RECORDS TO USE |
·····
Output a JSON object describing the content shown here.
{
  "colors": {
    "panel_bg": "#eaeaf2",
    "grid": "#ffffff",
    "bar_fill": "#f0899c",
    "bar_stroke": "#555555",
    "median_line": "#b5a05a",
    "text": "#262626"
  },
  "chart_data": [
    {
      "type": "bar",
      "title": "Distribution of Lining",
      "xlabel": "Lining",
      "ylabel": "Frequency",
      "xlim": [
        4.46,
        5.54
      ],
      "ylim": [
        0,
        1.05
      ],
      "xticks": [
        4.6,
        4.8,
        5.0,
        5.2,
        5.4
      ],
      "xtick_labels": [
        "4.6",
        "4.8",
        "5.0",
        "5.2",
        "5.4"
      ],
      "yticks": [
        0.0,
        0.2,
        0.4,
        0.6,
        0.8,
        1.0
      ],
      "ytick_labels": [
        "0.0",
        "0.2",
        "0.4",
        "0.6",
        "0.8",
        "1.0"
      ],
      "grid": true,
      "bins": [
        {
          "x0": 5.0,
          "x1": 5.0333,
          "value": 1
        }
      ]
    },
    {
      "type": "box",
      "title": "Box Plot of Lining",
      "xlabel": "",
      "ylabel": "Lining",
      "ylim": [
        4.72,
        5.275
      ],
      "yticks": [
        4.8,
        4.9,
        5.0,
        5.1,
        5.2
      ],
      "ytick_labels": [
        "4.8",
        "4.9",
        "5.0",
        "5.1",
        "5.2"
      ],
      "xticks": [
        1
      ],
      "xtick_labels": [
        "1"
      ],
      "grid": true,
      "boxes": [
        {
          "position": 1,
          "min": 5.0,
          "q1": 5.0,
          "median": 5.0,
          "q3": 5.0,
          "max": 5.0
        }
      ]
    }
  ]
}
·····
WHAT IS NEEDED | Find the word "Lining" in the entries above and gather every line that holds it.

IN RESPONSE |
      "title": "Distribution of Lining",
      "xlabel": "Lining",
      "title": "Box Plot of Lining",
      "ylabel": "Lining",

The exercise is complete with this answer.